* GIVEN PROBLEM
Locate each line in the rows below that contains the string "rulemaking", matching case exactly, and copy every such line.
# Start of EXERCISE INPUT
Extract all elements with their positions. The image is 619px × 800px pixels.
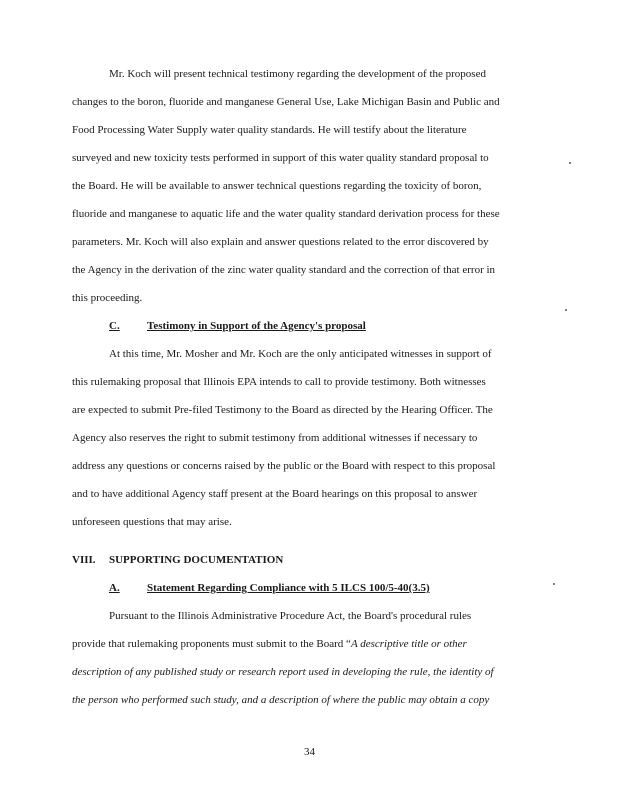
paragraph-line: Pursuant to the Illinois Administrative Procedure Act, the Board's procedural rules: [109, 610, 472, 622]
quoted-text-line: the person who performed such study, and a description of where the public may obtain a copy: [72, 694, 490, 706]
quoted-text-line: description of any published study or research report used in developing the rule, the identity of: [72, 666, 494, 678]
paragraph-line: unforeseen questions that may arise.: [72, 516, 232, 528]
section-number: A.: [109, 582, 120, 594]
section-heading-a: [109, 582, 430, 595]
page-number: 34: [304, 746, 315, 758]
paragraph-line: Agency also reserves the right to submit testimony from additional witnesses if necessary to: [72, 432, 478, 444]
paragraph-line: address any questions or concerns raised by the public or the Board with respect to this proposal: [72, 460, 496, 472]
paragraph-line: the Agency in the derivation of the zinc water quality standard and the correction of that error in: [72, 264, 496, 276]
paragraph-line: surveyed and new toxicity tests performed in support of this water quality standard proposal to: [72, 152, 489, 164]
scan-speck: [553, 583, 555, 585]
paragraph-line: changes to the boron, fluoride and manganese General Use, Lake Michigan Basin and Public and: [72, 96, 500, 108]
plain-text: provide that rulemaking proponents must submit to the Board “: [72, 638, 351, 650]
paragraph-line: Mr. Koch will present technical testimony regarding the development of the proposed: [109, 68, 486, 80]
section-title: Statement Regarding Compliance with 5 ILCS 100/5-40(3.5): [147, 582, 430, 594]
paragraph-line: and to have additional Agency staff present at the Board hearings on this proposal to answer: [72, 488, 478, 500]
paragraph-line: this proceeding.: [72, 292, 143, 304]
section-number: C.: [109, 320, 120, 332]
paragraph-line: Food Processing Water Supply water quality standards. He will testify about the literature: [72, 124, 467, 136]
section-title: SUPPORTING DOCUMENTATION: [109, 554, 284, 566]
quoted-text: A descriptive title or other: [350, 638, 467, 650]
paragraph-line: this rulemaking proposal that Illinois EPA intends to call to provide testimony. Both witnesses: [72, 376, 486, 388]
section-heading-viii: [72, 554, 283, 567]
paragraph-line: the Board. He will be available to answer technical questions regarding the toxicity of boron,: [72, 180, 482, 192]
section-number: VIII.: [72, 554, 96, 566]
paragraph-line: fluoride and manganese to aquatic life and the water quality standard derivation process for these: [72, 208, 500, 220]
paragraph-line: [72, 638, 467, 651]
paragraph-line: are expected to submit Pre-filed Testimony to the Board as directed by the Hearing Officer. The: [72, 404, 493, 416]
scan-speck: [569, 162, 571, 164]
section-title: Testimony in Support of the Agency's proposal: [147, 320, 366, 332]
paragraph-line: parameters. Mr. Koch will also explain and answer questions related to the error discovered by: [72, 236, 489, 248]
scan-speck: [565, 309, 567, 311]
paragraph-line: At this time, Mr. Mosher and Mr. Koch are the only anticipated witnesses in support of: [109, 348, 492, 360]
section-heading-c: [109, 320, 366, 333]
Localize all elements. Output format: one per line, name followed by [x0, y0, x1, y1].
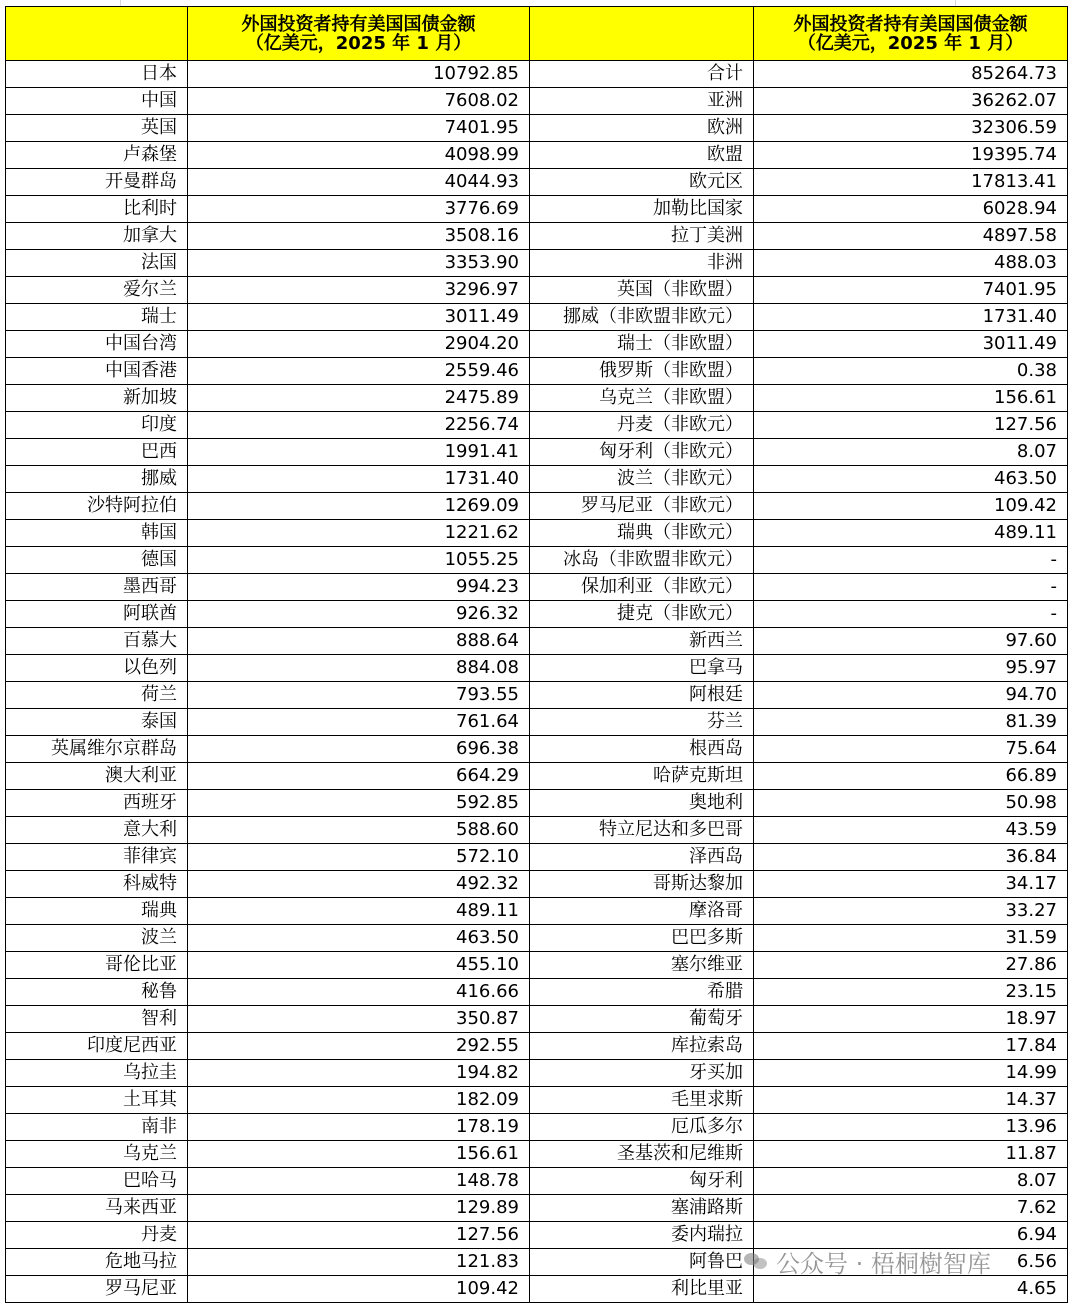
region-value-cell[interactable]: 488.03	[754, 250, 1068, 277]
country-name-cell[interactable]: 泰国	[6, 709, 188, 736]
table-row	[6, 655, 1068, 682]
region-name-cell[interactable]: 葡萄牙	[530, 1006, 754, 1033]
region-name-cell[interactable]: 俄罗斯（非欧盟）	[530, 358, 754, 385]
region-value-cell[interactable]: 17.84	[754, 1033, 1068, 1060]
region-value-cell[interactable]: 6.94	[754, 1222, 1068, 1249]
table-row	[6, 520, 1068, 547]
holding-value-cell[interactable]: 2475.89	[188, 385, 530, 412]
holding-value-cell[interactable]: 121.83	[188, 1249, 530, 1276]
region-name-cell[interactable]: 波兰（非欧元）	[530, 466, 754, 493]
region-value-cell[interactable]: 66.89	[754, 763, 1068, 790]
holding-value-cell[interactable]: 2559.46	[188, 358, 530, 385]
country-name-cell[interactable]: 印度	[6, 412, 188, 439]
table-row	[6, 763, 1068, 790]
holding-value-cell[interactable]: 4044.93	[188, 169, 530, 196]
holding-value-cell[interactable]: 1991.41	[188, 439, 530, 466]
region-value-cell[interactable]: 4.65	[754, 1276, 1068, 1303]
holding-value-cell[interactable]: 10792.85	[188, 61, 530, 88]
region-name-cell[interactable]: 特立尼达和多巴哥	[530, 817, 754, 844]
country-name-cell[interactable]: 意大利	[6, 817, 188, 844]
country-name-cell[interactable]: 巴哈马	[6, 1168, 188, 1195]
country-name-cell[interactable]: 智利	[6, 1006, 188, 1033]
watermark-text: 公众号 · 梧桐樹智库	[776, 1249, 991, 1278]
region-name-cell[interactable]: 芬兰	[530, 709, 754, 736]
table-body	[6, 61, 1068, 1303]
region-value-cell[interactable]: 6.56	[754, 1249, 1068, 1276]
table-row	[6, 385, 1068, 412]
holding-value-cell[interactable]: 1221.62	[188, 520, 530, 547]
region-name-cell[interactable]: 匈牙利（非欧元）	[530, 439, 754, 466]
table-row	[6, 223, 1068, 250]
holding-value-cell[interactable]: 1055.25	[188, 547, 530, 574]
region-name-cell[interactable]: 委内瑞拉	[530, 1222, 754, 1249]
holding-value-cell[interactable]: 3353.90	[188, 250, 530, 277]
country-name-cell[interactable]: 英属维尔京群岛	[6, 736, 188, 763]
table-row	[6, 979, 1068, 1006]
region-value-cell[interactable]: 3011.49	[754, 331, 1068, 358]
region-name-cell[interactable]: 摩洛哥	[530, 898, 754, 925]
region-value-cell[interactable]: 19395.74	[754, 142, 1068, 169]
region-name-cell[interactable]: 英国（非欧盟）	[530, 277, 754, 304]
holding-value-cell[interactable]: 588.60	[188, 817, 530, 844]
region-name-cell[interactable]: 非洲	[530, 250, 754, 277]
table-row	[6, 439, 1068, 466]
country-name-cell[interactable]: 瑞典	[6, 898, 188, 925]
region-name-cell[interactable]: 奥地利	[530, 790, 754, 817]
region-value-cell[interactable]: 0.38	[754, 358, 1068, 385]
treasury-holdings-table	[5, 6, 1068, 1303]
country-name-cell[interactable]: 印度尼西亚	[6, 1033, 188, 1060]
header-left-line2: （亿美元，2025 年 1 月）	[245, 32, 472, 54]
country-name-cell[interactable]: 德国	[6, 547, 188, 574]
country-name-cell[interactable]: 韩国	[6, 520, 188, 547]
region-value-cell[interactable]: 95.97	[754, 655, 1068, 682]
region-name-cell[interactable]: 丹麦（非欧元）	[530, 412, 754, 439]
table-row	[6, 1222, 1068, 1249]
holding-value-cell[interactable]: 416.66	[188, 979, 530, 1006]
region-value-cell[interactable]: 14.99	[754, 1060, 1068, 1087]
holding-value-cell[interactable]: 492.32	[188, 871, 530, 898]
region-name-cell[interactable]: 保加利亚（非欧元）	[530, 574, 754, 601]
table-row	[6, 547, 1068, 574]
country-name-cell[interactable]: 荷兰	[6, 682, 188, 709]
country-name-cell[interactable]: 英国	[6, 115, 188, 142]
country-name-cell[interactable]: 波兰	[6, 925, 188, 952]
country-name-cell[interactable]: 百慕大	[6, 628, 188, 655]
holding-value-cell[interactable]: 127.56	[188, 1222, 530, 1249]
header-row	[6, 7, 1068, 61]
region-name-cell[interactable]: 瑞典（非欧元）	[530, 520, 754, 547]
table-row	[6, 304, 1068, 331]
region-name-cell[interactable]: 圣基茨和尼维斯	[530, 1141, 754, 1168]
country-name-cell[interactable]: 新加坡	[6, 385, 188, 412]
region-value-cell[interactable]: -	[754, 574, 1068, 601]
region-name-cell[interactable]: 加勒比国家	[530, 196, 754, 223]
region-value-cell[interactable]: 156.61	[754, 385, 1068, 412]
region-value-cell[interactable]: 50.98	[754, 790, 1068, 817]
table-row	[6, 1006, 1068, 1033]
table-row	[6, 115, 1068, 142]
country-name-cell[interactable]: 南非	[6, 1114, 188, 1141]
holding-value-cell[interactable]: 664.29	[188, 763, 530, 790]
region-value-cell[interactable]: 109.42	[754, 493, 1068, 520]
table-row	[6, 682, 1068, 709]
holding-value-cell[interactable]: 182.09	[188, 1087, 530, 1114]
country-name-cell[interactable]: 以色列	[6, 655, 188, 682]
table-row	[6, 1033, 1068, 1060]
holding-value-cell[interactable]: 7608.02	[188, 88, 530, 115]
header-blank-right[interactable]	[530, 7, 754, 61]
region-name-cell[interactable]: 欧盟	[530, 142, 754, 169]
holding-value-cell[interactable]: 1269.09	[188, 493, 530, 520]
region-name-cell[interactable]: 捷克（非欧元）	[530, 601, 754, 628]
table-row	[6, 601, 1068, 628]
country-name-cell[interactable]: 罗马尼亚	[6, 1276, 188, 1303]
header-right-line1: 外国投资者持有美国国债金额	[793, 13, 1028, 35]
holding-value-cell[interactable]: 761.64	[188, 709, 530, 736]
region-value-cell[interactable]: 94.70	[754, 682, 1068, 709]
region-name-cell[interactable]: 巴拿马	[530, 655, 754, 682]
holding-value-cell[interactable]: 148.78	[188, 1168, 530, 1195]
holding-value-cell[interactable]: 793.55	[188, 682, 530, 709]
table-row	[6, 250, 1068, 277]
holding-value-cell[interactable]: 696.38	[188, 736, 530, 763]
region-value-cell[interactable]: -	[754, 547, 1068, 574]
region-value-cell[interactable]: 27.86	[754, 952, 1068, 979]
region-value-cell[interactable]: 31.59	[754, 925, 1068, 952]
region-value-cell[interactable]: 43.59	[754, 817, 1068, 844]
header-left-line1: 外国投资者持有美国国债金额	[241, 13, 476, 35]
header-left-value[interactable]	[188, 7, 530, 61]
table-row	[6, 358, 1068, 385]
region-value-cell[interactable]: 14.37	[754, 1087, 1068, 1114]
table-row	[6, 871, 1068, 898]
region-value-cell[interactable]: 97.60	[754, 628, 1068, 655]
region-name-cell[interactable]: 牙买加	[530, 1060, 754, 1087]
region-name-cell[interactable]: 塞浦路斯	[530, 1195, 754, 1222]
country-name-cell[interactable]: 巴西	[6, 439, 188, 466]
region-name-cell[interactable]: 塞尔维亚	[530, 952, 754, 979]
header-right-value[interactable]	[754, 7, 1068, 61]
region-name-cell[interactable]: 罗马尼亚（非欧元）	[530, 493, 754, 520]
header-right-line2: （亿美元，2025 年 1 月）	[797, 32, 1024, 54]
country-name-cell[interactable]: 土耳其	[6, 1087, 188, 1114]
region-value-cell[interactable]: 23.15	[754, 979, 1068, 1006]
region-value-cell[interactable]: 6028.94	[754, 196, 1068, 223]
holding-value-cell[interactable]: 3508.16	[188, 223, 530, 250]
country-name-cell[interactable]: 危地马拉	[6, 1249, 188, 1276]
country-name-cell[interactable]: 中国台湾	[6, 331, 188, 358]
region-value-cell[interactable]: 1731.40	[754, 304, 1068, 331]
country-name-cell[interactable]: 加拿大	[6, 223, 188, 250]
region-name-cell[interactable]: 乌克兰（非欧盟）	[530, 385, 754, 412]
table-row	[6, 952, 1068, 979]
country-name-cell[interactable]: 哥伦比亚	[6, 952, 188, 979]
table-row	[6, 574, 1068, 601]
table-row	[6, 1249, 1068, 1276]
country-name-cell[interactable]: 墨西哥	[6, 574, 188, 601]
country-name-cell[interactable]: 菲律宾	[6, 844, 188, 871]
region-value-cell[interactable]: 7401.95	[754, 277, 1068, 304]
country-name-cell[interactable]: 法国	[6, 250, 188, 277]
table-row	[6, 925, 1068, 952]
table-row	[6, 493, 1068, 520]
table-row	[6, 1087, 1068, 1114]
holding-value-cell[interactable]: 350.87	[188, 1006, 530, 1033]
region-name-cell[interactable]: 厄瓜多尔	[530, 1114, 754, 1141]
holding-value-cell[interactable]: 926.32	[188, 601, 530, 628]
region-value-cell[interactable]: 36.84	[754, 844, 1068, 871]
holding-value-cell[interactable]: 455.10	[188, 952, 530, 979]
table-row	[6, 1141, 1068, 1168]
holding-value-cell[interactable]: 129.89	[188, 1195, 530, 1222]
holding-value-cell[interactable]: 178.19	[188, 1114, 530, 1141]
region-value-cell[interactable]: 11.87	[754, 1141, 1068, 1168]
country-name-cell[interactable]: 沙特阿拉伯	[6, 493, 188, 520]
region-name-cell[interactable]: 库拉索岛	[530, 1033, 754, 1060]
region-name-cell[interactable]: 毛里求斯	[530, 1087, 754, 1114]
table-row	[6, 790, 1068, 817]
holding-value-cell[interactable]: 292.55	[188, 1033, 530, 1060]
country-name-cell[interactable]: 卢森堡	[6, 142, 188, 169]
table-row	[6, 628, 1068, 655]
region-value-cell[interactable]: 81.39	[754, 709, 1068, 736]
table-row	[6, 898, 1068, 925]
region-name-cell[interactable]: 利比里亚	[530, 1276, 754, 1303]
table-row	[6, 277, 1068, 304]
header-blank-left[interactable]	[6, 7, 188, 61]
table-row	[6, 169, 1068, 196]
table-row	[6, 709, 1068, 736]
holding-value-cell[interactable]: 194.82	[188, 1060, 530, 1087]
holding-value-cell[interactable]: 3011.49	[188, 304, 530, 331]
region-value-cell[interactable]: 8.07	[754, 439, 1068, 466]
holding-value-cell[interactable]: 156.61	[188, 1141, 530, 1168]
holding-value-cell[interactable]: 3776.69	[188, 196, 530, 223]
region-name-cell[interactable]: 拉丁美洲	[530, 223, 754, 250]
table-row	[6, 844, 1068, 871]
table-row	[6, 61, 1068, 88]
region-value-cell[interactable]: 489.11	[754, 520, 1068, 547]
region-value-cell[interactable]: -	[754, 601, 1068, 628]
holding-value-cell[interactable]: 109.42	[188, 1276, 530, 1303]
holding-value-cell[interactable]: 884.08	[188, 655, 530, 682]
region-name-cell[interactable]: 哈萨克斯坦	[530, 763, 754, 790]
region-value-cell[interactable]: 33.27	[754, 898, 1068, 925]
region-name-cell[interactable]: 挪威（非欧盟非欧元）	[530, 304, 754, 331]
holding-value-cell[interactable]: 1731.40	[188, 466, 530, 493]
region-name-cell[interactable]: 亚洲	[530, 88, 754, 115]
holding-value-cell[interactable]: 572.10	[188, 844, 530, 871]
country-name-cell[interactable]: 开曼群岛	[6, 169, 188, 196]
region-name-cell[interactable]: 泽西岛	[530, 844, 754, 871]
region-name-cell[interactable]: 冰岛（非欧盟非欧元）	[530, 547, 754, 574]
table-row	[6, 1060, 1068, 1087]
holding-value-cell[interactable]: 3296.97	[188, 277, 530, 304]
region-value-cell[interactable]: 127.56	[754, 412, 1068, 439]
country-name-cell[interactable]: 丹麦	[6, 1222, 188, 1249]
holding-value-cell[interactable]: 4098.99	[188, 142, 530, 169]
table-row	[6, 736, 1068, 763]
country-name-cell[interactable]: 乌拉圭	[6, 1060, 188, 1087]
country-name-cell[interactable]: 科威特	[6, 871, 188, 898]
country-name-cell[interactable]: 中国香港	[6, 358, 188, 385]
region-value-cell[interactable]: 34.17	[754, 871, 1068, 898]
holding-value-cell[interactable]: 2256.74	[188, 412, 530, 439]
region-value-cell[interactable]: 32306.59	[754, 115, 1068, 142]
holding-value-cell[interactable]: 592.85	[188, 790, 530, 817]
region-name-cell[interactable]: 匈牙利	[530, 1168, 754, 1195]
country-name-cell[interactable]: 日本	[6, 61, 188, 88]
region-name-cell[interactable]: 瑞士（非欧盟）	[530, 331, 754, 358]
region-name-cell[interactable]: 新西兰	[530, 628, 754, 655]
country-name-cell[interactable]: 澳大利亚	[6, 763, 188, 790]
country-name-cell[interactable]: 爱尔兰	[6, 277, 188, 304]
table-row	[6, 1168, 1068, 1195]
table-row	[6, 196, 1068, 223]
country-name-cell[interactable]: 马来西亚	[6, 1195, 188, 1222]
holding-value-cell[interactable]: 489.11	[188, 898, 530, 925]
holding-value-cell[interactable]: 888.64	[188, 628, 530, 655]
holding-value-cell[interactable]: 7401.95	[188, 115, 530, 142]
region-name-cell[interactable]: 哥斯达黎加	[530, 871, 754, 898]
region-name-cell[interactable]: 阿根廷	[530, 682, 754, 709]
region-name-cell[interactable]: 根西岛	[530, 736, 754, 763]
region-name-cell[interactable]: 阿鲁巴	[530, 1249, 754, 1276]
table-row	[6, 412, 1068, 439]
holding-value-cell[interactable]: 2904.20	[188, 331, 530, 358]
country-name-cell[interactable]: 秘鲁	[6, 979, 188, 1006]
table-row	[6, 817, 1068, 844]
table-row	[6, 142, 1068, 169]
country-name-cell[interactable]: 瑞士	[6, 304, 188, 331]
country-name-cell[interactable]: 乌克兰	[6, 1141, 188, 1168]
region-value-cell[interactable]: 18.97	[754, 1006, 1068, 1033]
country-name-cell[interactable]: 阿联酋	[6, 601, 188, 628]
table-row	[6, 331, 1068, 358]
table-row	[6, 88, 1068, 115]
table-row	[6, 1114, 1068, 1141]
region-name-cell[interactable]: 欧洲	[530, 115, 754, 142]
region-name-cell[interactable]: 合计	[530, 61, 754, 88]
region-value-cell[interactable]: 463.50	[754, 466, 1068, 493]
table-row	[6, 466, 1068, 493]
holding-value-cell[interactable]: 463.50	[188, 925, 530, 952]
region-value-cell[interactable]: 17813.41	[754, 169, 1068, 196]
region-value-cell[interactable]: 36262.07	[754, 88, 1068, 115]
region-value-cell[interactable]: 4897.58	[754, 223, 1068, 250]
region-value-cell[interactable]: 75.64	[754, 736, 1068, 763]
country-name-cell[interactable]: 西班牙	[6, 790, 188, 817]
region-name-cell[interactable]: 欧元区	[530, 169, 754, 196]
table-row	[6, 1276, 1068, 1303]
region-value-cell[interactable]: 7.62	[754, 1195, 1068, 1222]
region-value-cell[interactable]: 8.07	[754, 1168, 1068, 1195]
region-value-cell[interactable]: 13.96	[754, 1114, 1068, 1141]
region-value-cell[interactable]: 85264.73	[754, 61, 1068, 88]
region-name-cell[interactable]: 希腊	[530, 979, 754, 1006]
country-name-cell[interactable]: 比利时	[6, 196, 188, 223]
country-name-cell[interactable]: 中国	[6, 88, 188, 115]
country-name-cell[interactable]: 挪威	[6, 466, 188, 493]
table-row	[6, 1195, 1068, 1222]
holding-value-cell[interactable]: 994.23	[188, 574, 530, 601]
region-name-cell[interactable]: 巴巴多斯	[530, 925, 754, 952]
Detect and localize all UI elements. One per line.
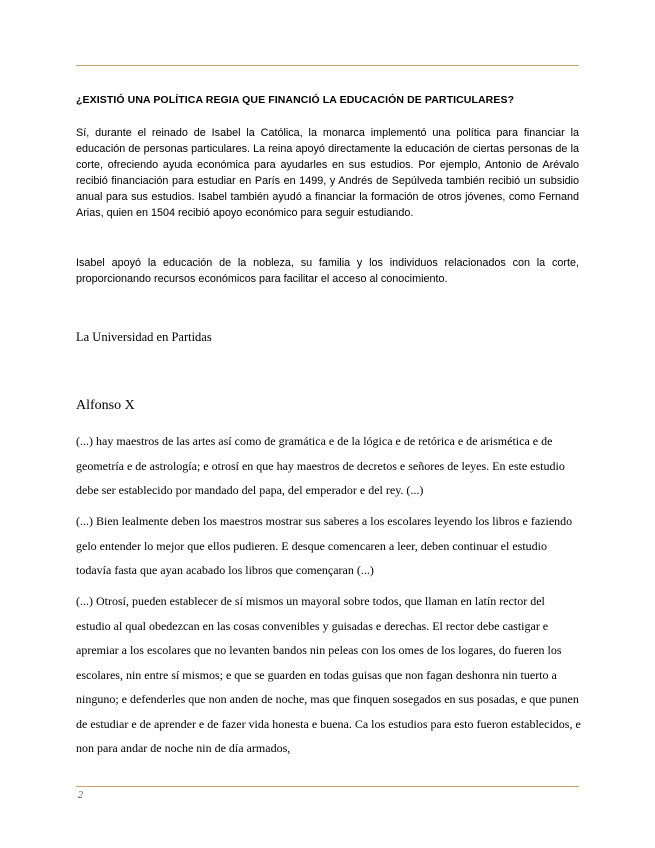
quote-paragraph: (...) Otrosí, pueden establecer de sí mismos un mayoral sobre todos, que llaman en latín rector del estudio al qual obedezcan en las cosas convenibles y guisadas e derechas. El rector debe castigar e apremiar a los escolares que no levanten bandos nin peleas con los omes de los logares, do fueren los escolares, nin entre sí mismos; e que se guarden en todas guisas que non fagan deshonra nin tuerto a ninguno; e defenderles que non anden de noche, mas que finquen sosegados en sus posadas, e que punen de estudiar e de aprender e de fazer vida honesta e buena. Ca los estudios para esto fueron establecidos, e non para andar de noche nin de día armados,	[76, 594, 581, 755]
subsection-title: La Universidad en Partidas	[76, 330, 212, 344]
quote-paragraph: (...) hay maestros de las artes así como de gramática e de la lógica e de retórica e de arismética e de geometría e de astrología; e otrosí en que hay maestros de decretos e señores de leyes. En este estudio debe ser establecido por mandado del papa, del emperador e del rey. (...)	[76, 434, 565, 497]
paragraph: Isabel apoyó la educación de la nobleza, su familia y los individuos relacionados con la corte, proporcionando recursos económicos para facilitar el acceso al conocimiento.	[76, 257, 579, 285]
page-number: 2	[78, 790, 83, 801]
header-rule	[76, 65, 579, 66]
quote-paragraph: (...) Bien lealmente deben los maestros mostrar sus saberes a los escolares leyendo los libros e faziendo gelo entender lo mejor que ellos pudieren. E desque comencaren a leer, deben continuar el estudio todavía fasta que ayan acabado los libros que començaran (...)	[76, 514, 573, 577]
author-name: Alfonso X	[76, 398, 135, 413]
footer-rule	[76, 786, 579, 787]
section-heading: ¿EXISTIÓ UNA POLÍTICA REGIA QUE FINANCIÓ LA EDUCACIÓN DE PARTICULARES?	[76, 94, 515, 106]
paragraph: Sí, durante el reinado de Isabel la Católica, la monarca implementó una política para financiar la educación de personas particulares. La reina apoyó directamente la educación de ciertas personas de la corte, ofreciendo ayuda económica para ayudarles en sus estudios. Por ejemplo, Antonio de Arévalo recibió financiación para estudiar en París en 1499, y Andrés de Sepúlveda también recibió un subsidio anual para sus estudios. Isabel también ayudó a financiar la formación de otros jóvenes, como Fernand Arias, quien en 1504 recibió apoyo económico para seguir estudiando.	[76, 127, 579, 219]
# End of EXERCISE INPUT
* REPLY TO THE EXERCISE
plain-text: provide that rulemaking proponents must submit to the Board “: [72, 638, 351, 650]
paragraph-line: this rulemaking proposal that Illinois EPA intends to call to provide testimony. Both witnesses: [72, 376, 486, 388]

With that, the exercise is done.